Material provided:
┏━━
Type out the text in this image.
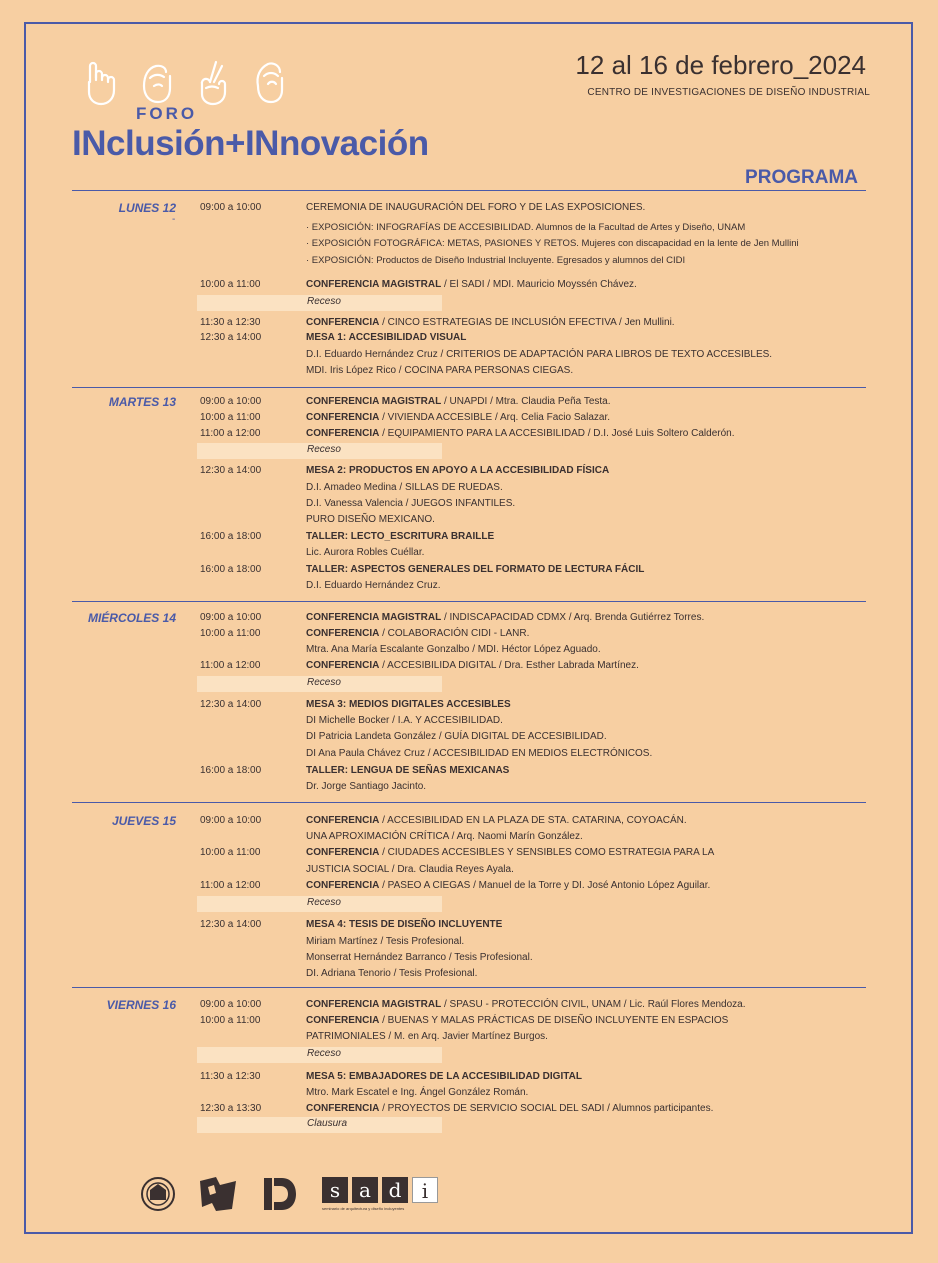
FORO
INclusión+INnovación
12 al 16 de febrero_2024
CENTRO DE INVESTIGACIONES DE DISEÑO INDUSTRIAL
PROGRAMA
LUNES 12
-
09:00 a 10:00	CEREMONIA DE INAUGURACIÓN DEL FORO Y DE LAS EXPOSICIONES.
· EXPOSICIÓN: INFOGRAFÍAS DE ACCESIBILIDAD. Alumnos de la Facultad de Artes y Diseño, UNAM
· EXPOSICIÓN FOTOGRÁFICA: METAS, PASIONES Y RETOS. Mujeres con discapacidad en la lente de Jen Mullini
· EXPOSICIÓN: Productos de Diseño Industrial Incluyente. Egresados y alumnos del CIDI
10:00 a 11:00	CONFERENCIA MAGISTRAL / El SADI / MDI. Mauricio Moyssén Chávez.
Receso
11:30 a 12:30	CONFERENCIA / CINCO ESTRATEGIAS DE INCLUSIÓN EFECTIVA / Jen Mullini.
12:30 a 14:00	MESA 1: ACCESIBILIDAD VISUAL
D.I. Eduardo Hernández Cruz / CRITERIOS DE ADAPTACIÓN PARA LIBROS DE TEXTO ACCESIBLES.
MDI. Iris López Rico / COCINA PARA PERSONAS CIEGAS.
MARTES 13 09:00 a 10:00	CONFERENCIA MAGISTRAL / UNAPDI / Mtra. Claudia Peña Testa.
10:00 a 11:00	CONFERENCIA / VIVIENDA ACCESIBLE / Arq. Celia Facio Salazar.
11:00 a 12:00	CONFERENCIA / EQUIPAMIENTO PARA LA ACCESIBILIDAD / D.I. José Luis Soltero Calderón.
Receso
12:30 a 14:00	MESA 2: PRODUCTOS EN APOYO A LA ACCESIBILIDAD FÍSICA
D.I. Amadeo Medina / SILLAS DE RUEDAS.
D.I. Vanessa Valencia / JUEGOS INFANTILES.
PURO DISEÑO MEXICANO.
16:00 a 18:00	TALLER: LECTO_ESCRITURA BRAILLE
Lic. Aurora Robles Cuéllar.
16:00 a 18:00	TALLER: ASPECTOS GENERALES DEL FORMATO DE LECTURA FÁCIL
D.I. Eduardo Hernández Cruz.
MIÉRCOLES 14 09:00 a 10:00	CONFERENCIA MAGISTRAL / INDISCAPACIDAD CDMX / Arq. Brenda Gutiérrez Torres.
10:00 a 11:00	CONFERENCIA / COLABORACIÓN CIDI - LANR.
Mtra. Ana María Escalante Gonzalbo / MDI. Héctor López Aguado.
11:00 a 12:00	CONFERENCIA / ACCESIBILIDA DIGITAL / Dra. Esther Labrada Martínez.
Receso
12:30 a 14:00	MESA 3: MEDIOS DIGITALES ACCESIBLES
DI Michelle Bocker / I.A. Y ACCESIBILIDAD.
DI Patricia Landeta González / GUÍA DIGITAL DE ACCESIBILIDAD.
DI Ana Paula Chávez Cruz / ACCESIBILIDAD EN MEDIOS ELECTRÓNICOS.
16:00 a 18:00	TALLER: LENGUA DE SEÑAS MEXICANAS
Dr. Jorge Santiago Jacinto.
JUEVES 15 09:00 a 10:00	CONFERENCIA / ACCESIBILIDAD EN LA PLAZA DE STA. CATARINA, COYOACÁN.
UNA APROXIMACIÓN CRÍTICA / Arq. Naomi Marín González.
10:00 a 11:00	CONFERENCIA / CIUDADES ACCESIBLES Y SENSIBLES COMO ESTRATEGIA PARA LA
JUSTICIA SOCIAL / Dra. Claudia Reyes Ayala.
11:00 a 12:00	CONFERENCIA / PASEO A CIEGAS / Manuel de la Torre y DI. José Antonio López Aguilar.
Receso
12:30 a 14:00	MESA 4: TESIS DE DISEÑO INCLUYENTE
Miriam Martínez / Tesis Profesional.
Monserrat Hernández Barranco / Tesis Profesional.
DI. Adriana Tenorio / Tesis Profesional.
VIERNES 16 09:00 a 10:00	CONFERENCIA MAGISTRAL / SPASU - PROTECCIÓN CIVIL, UNAM / Lic. Raúl Flores Mendoza.
10:00 a 11:00	CONFERENCIA / BUENAS Y MALAS PRÁCTICAS DE DISEÑO INCLUYENTE EN ESPACIOS
PATRIMONIALES / M. en Arq. Javier Martínez Burgos.
Receso
11:30 a 12:30	MESA 5: EMBAJADORES DE LA ACCESIBILIDAD DIGITAL
Mtro. Mark Escatel e Ing. Ángel González Román.
12:30 a 13:30	CONFERENCIA / PROYECTOS DE SERVICIO SOCIAL DEL SADI / Alumnos participantes.
Clausura
s a d	i
seminario de arquitectura y diseño incluyentes
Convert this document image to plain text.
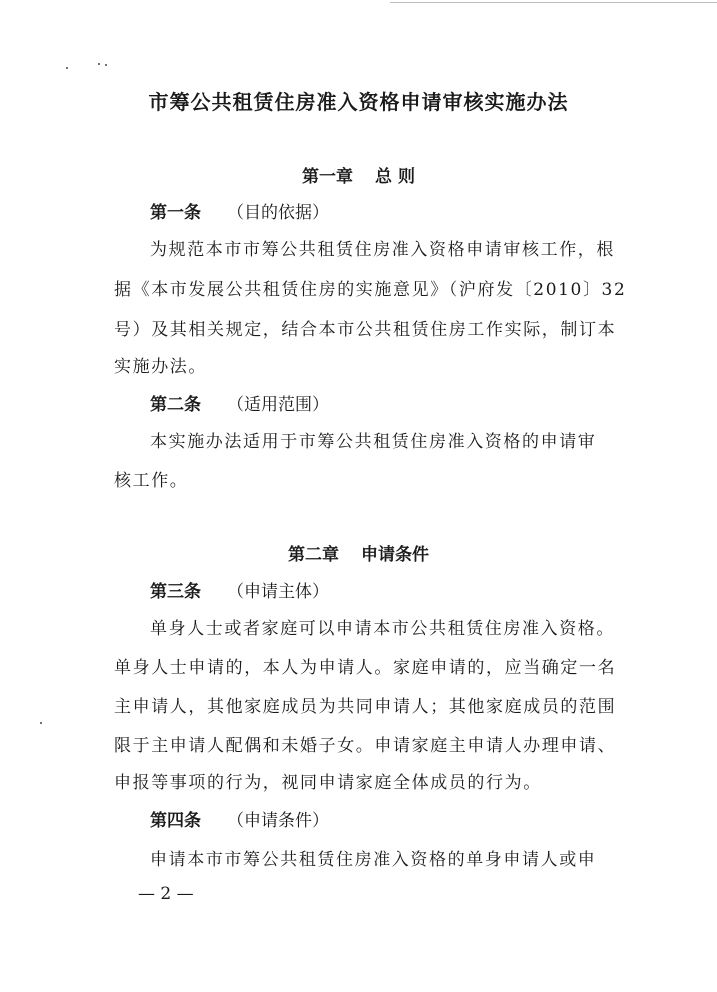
市筹公共租赁住房准入资格申请审核实施办法
第一章 总 则
第一条 （目的依据）
为规范本市市筹公共租赁住房准入资格申请审核工作，根
据《本市发展公共租赁住房的实施意见》（沪府发〔2010〕32
号）及其相关规定，结合本市公共租赁住房工作实际，制订本
实施办法。
第二条 （适用范围）
本实施办法适用于市筹公共租赁住房准入资格的申请审
核工作。
第二章 申请条件
第三条 （申请主体）
单身人士或者家庭可以申请本市公共租赁住房准入资格。
单身人士申请的，本人为申请人。家庭申请的，应当确定一名
主申请人，其他家庭成员为共同申请人；其他家庭成员的范围
限于主申请人配偶和未婚子女。申请家庭主申请人办理申请、
申报等事项的行为，视同申请家庭全体成员的行为。
第四条 （申请条件）
申请本市市筹公共租赁住房准入资格的单身申请人或申
— 2 —
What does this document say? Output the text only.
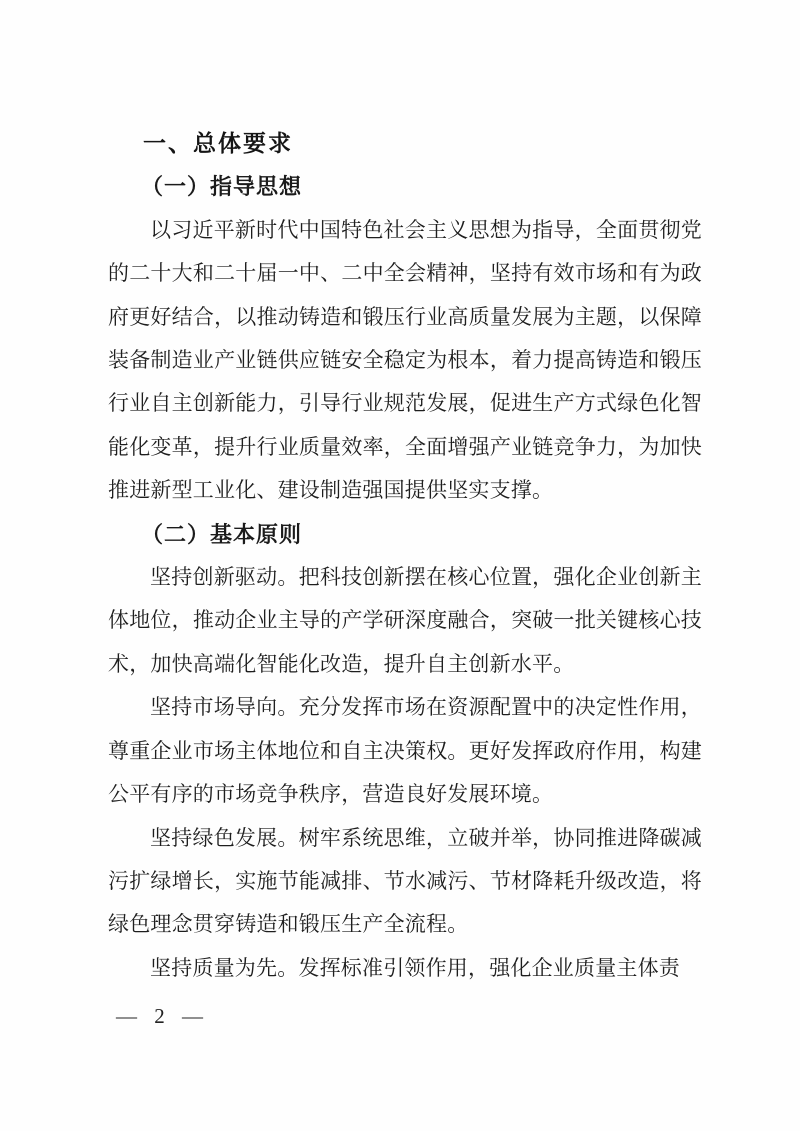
一、总体要求
（一）指导思想

以习近平新时代中国特色社会主义思想为指导，全面贯彻党的二十大和二十届一中、二中全会精神，坚持有效市场和有为政府更好结合，以推动铸造和锻压行业高质量发展为主题，以保障装备制造业产业链供应链安全稳定为根本，着力提高铸造和锻压行业自主创新能力，引导行业规范发展，促进生产方式绿色化智能化变革，提升行业质量效率，全面增强产业链竞争力，为加快推进新型工业化、建设制造强国提供坚实支撑。

（二）基本原则

坚持创新驱动。把科技创新摆在核心位置，强化企业创新主体地位，推动企业主导的产学研深度融合，突破一批关键核心技术，加快高端化智能化改造，提升自主创新水平。

坚持市场导向。充分发挥市场在资源配置中的决定性作用，尊重企业市场主体地位和自主决策权。更好发挥政府作用，构建公平有序的市场竞争秩序，营造良好发展环境。

坚持绿色发展。树牢系统思维，立破并举，协同推进降碳减污扩绿增长，实施节能减排、节水减污、节材降耗升级改造，将绿色理念贯穿铸造和锻压生产全流程。

坚持质量为先。发挥标准引领作用，强化企业质量主体责

— 2 —
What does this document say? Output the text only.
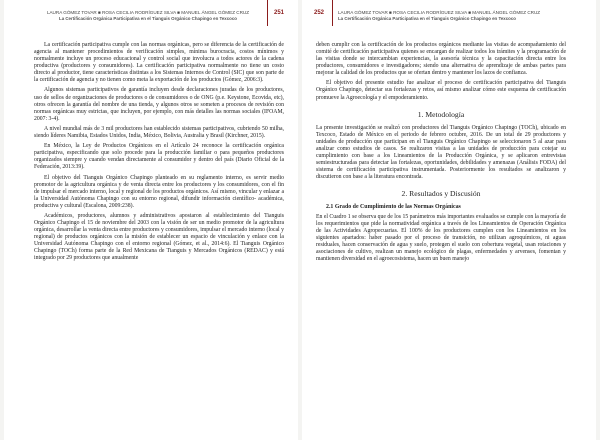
LAURA GÓMEZ TOVAR ■ ROSA CECILIA RODRÍGUEZ SILVA ■ MANUEL ÁNGEL GÓMEZ CRUZ
La Certificación Orgánica Participativa en el Tianguis Orgánico Chapingo en Texcoco
251

La certificación participativa cumple con las normas orgánicas, pero se diferencia de la certificación de agencia al mantener procedimientos de verificación simples, mínima burocracia, costos mínimos y normalmente incluye un proceso educacional y control social que involucra a todos actores de la cadena productiva (productores y consumidores). La certificación participativa normalmente no tiene un costo directo al productor, tiene características distintas a los Sistemas Internos de Control (SIC) que son parte de la certificación de agencia y no tienen como meta la exportación de los productos (Gómez, 2006:3).

Algunos sistemas participativos de garantía incluyen desde declaraciones juradas de los productores, uso de sellos de organizaciones de productores o de consumidores o de ONG (p.e. Keystone, Ecovida, etc), otros ofrecen la garantía del nombre de una tienda, y algunos otros se someten a procesos de revisión con normas orgánicas muy estrictas, que incluyen, por ejemplo, con más detalles las normas sociales (IFOAM, 2007: 3-4).

A nivel mundial más de 3 mil productores han establecido sistemas participativos, cubriendo 50 milha, siendo líderes Namibia, Estados Unidos, India, México, Bolivia, Australia y Brasil (Kirchner, 2015).

En México, la Ley de Productos Orgánicos en el Artículo 24 reconoce la certificación orgánica participativa, especificando que solo procede para la producción familiar o para pequeños productores organizados siempre y cuando vendan directamente al consumidor y dentro del país (Diario Oficial de la Federación, 2013:39).

El objetivo del Tianguis Orgánico Chapingo planteado en su reglamento interno, es servir medio promotor de la agricultura orgánica y de venta directa entre los productores y los consumidores, con el fin de impulsar el mercado interno, local y regional de los productos orgánicos. Así mismo, vincular y enlazar a la Universidad Autónoma Chapingo con su entorno regional, difundir información científico- académica, productiva y cultural (Escalona, 2009:238).

Académicos, productores, alumnos y administrativos apostaron al establecimiento del Tianguis Orgánico Chapingo el 15 de noviembre del 2003 con la visión de ser un medio promotor de la agricultura orgánica, desarrollar la venta directa entre productores y consumidores, impulsar el mercado interno (local y regional) de productos orgánicos con la misión de establecer un espacio de vinculación y enlace con la Universidad Autónoma Chapingo con el entorno regional (Gómez, et al., 2014:6). El Tianguis Orgánico Chapingo (TOCh) forma parte de la Red Mexicana de Tianguis y Mercados Orgánicos (REDAC) y está integrado por 29 productores que anualmente

252	LAURA GÓMEZ TOVAR ■ ROSA CECILIA RODRÍGUEZ SILVA ■ MANUEL ÁNGEL GÓMEZ CRUZ
La Certificación Orgánica Participativa en el Tianguis Orgánico Chapingo en Texcoco

deben cumplir con la certificación de los productos orgánicos mediante las visitas de acompañamiento del comité de certificación participativa quienes se encargan de realizar todos los trámites y la programación de las visitas donde se intercambian experiencias, la asesoría técnica y la capacitación directa entre los productores, consumidores e investigadores; siendo una alternativa de aprendizaje de ambas partes para mejorar la calidad de los productos que se ofertan dentro y mantener los lazos de confianza.

El objetivo del presente estudio fue analizar el proceso de certificación participativa del Tianguis Orgánico Chapingo, detectar sus fortalezas y retos, así mismo analizar cómo este esquema de certificación promueve la Agroecología y el empoderamiento.

1. Metodología

La presente investigación se realizó con productores del Tianguis Orgánico Chapingo (TOCh), ubicado en Texcoco, Estado de México en el periodo de febrero octubre, 2016. De un total de 29 productores y unidades de producción que participan en el Tianguis Orgánico Chapingo se seleccionaron 5 al azar para analizar como estudios de casos. Se realizaron visitas a las unidades de producción para cotejar su cumplimiento con base a los Lineamientos de la Producción Orgánica, y se aplicaron entrevistas semiestructuradas para detectar las fortalezas, oportunidades, debilidades y amenazas (Análisis FODA) del sistema de certificación participativa instrumentada. Posteriormente los resultados se analizaron y discutieron con base a la literatura encontrada.

2. Resultados y Discusión

2.1 Grado de Cumplimiento de las Normas Orgánicas

En el Cuadro 1 se observa que de los 15 parámetros más importantes evaluados se cumple con la mayoría de los requerimientos que pide la normatividad orgánica a través de los Lineamientos de Operación Orgánica de las Actividades Agropecuarias. El 100% de los productores cumplen con los Lineamientos en los siguientes apartados: haber pasado por el proceso de transición, no utilizan agroquímicos, ni aguas residuales, hacen conservación de agua y suelo, protegen el suelo con cobertura vegetal, usan rotaciones y asociaciones de cultivo, realizan un manejo ecológico de plagas, enfermedades y arvenses, fomentan y mantienen diversidad en el agroecosistema, hacen un buen manejo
┗━━
Problem to solve:
Which lines hold the word "SILVA"? Copy each of them from the records.

Written solution:
LAURA GÓMEZ TOVAR ■ ROSA CECILIA RODRÍGUEZ SILVA ■ MANUEL ÁNGEL GÓMEZ CRUZ
252	LAURA GÓMEZ TOVAR ■ ROSA CECILIA RODRÍGUEZ SILVA ■ MANUEL ÁNGEL GÓMEZ CRUZ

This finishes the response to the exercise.